### INSTRUCTIONS TO FOLLOW
Copy the listing word for word, starting at its first line and stopping after the line that contains "align-icon[interactable]: ≡ xyxy=(516,24,531,39)".

### RECORDS PROVIDED

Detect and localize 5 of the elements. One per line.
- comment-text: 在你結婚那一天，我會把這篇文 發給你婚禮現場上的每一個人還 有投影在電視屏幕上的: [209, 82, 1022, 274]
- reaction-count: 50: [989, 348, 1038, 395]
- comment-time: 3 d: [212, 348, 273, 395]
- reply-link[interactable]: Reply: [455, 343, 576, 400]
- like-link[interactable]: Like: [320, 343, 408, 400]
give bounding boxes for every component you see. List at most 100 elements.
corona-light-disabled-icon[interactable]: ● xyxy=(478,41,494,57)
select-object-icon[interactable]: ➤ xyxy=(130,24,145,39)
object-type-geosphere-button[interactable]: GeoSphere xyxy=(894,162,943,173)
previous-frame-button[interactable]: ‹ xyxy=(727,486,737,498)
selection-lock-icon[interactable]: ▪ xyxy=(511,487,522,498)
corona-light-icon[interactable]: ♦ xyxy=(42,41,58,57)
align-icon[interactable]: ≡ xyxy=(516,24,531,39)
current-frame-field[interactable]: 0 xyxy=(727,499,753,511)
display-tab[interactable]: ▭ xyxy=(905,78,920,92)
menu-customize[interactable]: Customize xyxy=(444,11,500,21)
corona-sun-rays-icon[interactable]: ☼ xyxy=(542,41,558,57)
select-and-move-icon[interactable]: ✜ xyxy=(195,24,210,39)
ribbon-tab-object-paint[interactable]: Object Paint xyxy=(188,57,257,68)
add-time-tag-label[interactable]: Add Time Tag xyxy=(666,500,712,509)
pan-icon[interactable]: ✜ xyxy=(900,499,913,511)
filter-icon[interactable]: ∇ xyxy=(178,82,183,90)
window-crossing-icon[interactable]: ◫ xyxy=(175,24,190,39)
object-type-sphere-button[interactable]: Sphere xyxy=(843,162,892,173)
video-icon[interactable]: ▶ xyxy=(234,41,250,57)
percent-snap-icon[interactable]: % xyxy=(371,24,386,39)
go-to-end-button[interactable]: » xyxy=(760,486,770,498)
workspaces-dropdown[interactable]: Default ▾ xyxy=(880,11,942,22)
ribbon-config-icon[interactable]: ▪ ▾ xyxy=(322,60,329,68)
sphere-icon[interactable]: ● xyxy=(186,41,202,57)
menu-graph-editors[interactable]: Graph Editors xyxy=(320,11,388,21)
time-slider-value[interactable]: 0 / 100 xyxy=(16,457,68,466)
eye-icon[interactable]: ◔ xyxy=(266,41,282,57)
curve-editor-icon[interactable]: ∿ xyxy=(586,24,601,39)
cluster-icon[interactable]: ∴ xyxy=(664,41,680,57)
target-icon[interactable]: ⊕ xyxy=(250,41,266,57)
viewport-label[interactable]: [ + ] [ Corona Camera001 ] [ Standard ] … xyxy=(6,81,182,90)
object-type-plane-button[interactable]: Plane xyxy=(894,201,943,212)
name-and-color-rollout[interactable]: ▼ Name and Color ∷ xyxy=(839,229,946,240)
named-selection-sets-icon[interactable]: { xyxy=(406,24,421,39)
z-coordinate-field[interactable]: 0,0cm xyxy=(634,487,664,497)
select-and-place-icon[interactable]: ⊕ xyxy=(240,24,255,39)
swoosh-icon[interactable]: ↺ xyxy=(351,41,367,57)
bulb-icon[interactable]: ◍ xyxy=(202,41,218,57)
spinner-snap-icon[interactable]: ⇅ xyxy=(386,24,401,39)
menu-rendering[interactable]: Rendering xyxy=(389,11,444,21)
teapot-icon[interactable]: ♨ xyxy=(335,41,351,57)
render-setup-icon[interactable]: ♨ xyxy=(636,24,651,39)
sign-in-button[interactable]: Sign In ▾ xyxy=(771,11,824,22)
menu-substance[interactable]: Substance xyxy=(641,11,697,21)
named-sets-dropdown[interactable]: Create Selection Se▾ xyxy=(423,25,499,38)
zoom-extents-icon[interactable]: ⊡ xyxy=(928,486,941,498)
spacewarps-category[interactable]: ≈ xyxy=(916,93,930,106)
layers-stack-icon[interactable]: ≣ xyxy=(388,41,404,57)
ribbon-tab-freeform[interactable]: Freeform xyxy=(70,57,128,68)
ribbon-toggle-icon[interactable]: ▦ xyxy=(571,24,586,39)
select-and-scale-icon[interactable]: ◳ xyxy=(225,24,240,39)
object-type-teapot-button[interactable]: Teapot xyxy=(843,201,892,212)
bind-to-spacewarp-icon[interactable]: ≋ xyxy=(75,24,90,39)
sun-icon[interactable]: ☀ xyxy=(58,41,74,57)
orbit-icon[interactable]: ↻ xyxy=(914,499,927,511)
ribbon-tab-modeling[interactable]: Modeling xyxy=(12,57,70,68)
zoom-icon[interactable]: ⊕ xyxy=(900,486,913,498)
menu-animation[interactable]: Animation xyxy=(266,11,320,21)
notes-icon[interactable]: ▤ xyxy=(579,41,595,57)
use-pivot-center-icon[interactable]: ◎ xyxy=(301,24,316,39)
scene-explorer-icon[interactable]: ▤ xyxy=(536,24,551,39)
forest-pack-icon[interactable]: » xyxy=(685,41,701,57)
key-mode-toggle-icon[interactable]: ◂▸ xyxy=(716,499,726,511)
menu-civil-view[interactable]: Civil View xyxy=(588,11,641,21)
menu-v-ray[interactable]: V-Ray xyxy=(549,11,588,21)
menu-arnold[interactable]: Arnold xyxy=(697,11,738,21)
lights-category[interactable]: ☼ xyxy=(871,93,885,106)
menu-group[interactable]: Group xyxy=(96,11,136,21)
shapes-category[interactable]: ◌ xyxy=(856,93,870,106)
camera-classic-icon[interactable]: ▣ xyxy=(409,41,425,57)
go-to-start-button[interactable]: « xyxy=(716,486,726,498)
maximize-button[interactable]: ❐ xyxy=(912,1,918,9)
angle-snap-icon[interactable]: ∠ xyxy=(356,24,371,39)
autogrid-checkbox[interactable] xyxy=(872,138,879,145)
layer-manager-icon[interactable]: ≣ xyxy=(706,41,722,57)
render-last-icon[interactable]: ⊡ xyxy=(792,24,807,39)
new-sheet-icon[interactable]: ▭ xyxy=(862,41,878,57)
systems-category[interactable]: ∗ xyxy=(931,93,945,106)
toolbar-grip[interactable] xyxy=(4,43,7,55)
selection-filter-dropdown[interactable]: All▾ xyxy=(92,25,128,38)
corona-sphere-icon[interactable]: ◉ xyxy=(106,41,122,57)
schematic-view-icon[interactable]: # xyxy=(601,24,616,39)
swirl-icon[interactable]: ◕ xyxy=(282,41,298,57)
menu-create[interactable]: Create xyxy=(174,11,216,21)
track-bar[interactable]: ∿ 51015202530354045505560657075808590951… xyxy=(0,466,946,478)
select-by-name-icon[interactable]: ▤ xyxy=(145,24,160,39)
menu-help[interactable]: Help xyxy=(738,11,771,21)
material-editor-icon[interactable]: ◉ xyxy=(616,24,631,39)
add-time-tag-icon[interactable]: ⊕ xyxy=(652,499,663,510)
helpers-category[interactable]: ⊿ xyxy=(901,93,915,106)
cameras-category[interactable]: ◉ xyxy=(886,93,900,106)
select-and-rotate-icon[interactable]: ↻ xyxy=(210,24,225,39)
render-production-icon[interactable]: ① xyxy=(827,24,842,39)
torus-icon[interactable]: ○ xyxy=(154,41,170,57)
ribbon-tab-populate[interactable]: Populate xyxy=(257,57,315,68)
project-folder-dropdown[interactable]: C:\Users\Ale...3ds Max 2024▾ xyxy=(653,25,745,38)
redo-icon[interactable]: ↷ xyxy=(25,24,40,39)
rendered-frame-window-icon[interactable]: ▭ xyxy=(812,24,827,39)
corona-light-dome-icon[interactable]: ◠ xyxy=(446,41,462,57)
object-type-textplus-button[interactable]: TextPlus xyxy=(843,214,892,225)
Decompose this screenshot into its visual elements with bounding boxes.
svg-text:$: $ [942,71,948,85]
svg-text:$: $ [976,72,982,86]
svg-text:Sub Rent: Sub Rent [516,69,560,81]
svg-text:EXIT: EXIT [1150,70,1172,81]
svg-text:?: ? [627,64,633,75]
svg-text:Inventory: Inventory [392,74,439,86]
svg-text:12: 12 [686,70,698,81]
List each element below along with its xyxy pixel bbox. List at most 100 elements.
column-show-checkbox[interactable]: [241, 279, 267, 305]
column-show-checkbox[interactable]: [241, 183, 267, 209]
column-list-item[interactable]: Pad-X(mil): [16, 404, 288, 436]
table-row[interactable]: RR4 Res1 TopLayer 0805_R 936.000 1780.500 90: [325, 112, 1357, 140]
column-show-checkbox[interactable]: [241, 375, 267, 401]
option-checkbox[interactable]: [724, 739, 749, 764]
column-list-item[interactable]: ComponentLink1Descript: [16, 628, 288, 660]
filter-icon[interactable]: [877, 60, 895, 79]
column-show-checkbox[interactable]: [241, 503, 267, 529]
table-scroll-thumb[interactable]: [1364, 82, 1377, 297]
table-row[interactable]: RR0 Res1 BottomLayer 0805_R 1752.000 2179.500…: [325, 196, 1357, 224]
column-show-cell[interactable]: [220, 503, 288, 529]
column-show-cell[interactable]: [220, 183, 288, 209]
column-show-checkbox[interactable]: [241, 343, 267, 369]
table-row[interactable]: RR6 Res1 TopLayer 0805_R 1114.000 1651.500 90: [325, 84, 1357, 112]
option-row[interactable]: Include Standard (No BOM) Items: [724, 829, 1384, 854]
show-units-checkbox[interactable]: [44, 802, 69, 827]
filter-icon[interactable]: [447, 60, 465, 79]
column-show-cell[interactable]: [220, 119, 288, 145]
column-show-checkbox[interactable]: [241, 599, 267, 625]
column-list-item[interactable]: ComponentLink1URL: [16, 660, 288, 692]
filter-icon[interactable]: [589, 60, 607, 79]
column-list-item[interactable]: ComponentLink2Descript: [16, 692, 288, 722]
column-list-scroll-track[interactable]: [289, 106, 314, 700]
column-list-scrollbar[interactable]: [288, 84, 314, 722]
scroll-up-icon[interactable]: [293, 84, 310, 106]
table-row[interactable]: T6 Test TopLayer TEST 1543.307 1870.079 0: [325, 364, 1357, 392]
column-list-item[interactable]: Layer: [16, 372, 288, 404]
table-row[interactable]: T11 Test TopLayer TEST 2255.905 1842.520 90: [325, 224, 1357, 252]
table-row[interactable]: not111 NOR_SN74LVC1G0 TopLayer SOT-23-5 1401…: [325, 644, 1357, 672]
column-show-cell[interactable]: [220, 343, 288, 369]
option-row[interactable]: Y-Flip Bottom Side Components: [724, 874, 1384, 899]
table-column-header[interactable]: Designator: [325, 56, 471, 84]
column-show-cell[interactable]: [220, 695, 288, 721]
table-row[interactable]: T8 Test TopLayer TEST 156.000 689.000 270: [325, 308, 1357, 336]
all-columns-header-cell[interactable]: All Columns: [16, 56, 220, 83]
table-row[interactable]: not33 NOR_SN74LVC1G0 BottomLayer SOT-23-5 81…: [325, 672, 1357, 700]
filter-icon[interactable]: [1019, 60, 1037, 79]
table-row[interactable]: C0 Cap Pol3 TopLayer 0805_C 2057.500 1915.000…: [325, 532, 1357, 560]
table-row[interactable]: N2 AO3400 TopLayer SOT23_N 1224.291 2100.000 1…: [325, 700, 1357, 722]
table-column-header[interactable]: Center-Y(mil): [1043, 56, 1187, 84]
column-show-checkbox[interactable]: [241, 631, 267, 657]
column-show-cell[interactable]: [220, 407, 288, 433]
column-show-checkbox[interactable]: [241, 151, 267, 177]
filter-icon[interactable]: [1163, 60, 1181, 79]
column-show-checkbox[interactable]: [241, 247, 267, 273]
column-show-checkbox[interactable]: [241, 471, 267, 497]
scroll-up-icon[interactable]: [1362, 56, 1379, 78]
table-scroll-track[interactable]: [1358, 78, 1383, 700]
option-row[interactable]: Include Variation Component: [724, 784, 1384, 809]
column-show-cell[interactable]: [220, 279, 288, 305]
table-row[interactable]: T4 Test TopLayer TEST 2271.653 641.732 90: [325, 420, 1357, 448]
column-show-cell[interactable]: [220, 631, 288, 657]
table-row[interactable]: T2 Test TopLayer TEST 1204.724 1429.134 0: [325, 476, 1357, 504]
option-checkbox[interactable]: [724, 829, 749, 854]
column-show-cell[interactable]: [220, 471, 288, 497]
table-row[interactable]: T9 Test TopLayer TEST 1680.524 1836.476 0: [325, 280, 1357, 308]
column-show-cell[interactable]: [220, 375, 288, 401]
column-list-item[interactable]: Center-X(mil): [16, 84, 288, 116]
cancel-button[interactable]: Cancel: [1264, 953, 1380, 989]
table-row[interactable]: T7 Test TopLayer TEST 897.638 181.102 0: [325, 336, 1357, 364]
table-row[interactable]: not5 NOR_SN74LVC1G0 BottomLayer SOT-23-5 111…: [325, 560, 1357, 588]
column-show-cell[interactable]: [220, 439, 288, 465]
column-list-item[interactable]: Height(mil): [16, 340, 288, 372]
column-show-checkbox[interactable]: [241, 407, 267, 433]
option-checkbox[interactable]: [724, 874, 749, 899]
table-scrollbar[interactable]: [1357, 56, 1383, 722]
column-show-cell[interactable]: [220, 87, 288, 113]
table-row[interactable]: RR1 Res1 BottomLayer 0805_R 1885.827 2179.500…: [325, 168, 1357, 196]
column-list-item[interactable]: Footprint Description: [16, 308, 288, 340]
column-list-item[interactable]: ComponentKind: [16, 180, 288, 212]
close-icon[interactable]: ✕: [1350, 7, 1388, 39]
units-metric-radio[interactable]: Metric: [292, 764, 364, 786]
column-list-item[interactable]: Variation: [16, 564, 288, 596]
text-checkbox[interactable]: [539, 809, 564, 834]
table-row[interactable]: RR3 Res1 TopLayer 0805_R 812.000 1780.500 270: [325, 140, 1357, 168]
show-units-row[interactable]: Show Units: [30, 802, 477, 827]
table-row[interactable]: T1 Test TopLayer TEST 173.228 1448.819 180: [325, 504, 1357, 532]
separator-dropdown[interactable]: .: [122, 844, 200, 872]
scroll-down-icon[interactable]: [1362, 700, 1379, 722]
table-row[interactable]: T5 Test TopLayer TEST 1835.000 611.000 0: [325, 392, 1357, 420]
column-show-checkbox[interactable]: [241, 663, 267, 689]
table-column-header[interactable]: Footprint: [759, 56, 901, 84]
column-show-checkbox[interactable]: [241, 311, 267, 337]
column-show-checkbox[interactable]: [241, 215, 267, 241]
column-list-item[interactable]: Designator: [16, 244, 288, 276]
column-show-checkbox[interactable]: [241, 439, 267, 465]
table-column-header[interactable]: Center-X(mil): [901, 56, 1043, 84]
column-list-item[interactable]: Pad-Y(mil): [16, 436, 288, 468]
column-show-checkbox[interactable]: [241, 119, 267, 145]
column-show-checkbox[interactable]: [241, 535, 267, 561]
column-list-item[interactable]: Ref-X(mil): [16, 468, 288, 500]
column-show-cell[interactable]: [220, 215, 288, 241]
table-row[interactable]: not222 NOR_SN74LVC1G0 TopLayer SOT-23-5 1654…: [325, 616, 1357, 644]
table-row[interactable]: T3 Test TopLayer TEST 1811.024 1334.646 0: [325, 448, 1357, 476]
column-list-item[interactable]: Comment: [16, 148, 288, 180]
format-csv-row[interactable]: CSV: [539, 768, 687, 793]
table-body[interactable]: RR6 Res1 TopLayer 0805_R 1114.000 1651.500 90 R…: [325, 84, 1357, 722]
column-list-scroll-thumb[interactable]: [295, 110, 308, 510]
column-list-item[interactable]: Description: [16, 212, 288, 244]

### RESPONSE
Detect and localize 5 of the elements. One per line.
- comment-text: 在你結婚那一天，我會把這篇文 發給你婚禮現場上的每一個人還 有投影在電視屏幕上的: [209, 82, 1022, 274]
- reaction-count: 50: [989, 348, 1038, 395]
- comment-time: 3 d: [212, 348, 273, 395]
- reply-link[interactable]: Reply: [455, 343, 576, 400]
- like-link[interactable]: Like: [320, 343, 408, 400]
give bounding boxes for every component you see. List at most 100 elements.
corona-light-disabled-icon[interactable]: ● xyxy=(478,41,494,57)
select-object-icon[interactable]: ➤ xyxy=(130,24,145,39)
object-type-geosphere-button[interactable]: GeoSphere xyxy=(894,162,943,173)
previous-frame-button[interactable]: ‹ xyxy=(727,486,737,498)
selection-lock-icon[interactable]: ▪ xyxy=(511,487,522,498)
corona-light-icon[interactable]: ♦ xyxy=(42,41,58,57)
align-icon[interactable]: ≡ xyxy=(516,24,531,39)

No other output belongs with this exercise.